--- Directions ---
Send back the records in full, character for character.

[Saved entries]

------------------------------------------------------------

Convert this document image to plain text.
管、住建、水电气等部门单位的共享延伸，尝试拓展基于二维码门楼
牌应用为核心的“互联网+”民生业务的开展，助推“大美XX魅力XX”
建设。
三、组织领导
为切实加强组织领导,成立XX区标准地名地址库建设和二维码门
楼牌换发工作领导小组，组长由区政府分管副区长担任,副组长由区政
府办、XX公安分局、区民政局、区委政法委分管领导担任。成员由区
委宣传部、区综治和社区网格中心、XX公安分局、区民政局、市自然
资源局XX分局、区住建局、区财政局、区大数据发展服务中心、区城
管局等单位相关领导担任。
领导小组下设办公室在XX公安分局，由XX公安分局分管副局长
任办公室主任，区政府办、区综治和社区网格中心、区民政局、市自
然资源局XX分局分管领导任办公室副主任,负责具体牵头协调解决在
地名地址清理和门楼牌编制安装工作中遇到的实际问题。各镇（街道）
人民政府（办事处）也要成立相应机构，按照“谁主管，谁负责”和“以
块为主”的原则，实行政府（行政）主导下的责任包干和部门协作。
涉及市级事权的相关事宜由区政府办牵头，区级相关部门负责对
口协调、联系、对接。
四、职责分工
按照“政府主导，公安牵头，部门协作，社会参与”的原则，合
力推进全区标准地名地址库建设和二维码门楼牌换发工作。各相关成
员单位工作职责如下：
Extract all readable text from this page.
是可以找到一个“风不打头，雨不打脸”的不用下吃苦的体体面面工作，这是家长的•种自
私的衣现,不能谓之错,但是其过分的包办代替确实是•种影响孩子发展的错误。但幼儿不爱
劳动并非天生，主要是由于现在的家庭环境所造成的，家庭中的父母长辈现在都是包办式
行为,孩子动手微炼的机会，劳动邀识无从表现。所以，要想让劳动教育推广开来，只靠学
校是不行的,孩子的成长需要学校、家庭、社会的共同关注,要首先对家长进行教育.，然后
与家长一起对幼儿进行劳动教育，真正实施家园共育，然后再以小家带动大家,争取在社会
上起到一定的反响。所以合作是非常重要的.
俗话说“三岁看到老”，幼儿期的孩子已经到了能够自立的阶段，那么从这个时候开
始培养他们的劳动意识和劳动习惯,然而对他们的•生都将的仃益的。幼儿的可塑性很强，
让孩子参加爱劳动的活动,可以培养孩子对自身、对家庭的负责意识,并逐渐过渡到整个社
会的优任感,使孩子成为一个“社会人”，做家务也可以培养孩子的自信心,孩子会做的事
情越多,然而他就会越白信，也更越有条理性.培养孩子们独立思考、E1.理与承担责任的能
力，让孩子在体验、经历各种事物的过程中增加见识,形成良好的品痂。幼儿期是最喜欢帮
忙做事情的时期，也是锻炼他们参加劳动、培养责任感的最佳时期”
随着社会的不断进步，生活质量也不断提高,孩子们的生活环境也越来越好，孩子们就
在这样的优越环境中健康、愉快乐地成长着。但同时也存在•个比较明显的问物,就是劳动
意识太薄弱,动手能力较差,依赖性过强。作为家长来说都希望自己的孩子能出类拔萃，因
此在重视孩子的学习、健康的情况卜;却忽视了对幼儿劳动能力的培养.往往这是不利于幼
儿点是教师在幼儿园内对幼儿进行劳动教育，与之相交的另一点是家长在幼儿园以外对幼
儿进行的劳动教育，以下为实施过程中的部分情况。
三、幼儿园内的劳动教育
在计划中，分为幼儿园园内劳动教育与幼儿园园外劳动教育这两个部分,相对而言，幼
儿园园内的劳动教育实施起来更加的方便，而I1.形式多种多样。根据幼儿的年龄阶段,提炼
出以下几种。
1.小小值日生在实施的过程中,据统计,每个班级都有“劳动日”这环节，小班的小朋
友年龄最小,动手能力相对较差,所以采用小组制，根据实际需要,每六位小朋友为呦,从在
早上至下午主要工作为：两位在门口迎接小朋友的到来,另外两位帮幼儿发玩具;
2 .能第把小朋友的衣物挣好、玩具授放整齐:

------------------------------------------------------------

--- Output of the task ---
Convert this document image to plain text.
管、住建、水电气等部门单位的共享延伸，尝试拓展基于二维码门楼
牌应用为核心的“互联网+”民生业务的开展，助推“大美XX魅力XX”
建设。
三、组织领导
为切实加强组织领导,成立XX区标准地名地址库建设和二维码门
楼牌换发工作领导小组，组长由区政府分管副区长担任,副组长由区政
府办、XX公安分局、区民政局、区委政法委分管领导担任。成员由区
委宣传部、区综治和社区网格中心、XX公安分局、区民政局、市自然
资源局XX分局、区住建局、区财政局、区大数据发展服务中心、区城
管局等单位相关领导担任。
领导小组下设办公室在XX公安分局，由XX公安分局分管副局长
任办公室主任，区政府办、区综治和社区网格中心、区民政局、市自
然资源局XX分局分管领导任办公室副主任,负责具体牵头协调解决在
地名地址清理和门楼牌编制安装工作中遇到的实际问题。各镇（街道）
人民政府（办事处）也要成立相应机构，按照“谁主管，谁负责”和“以
块为主”的原则，实行政府（行政）主导下的责任包干和部门协作。
涉及市级事权的相关事宜由区政府办牵头，区级相关部门负责对
口协调、联系、对接。
四、职责分工
按照“政府主导，公安牵头，部门协作，社会参与”的原则，合
力推进全区标准地名地址库建设和二维码门楼牌换发工作。各相关成
员单位工作职责如下：
Extract all readable text from this page.
是可以找到一个“风不打头，雨不打脸”的不用下吃苦的体体面面工作，这是家长的•种自
私的衣现,不能谓之错,但是其过分的包办代替确实是•种影响孩子发展的错误。但幼儿不爱
劳动并非天生，主要是由于现在的家庭环境所造成的，家庭中的父母长辈现在都是包办式
行为,孩子动手微炼的机会，劳动邀识无从表现。所以，要想让劳动教育推广开来，只靠学
校是不行的,孩子的成长需要学校、家庭、社会的共同关注,要首先对家长进行教育.，然后
与家长一起对幼儿进行劳动教育，真正实施家园共育，然后再以小家带动大家,争取在社会
上起到一定的反响。所以合作是非常重要的.
俗话说“三岁看到老”，幼儿期的孩子已经到了能够自立的阶段，那么从这个时候开
始培养他们的劳动意识和劳动习惯,然而对他们的•生都将的仃益的。幼儿的可塑性很强，
让孩子参加爱劳动的活动,可以培养孩子对自身、对家庭的负责意识,并逐渐过渡到整个社
会的优任感,使孩子成为一个“社会人”，做家务也可以培养孩子的自信心,孩子会做的事
情越多,然而他就会越白信，也更越有条理性.培养孩子们独立思考、E1.理与承担责任的能
力，让孩子在体验、经历各种事物的过程中增加见识,形成良好的品痂。幼儿期是最喜欢帮
忙做事情的时期，也是锻炼他们参加劳动、培养责任感的最佳时期”
随着社会的不断进步，生活质量也不断提高,孩子们的生活环境也越来越好，孩子们就
在这样的优越环境中健康、愉快乐地成长着。但同时也存在•个比较明显的问物,就是劳动
意识太薄弱,动手能力较差,依赖性过强。作为家长来说都希望自己的孩子能出类拔萃，因
此在重视孩子的学习、健康的情况卜;却忽视了对幼儿劳动能力的培养.往往这是不利于幼
儿点是教师在幼儿园内对幼儿进行劳动教育，与之相交的另一点是家长在幼儿园以外对幼
儿进行的劳动教育，以下为实施过程中的部分情况。
三、幼儿园内的劳动教育
在计划中，分为幼儿园园内劳动教育与幼儿园园外劳动教育这两个部分,相对而言，幼
儿园园内的劳动教育实施起来更加的方便，而I1.形式多种多样。根据幼儿的年龄阶段,提炼
出以下几种。
1.小小值日生在实施的过程中,据统计,每个班级都有“劳动日”这环节，小班的小朋
友年龄最小,动手能力相对较差,所以采用小组制，根据实际需要,每六位小朋友为呦,从在
早上至下午主要工作为：两位在门口迎接小朋友的到来,另外两位帮幼儿发玩具;
2 .能第把小朋友的衣物挣好、玩具授放整齐:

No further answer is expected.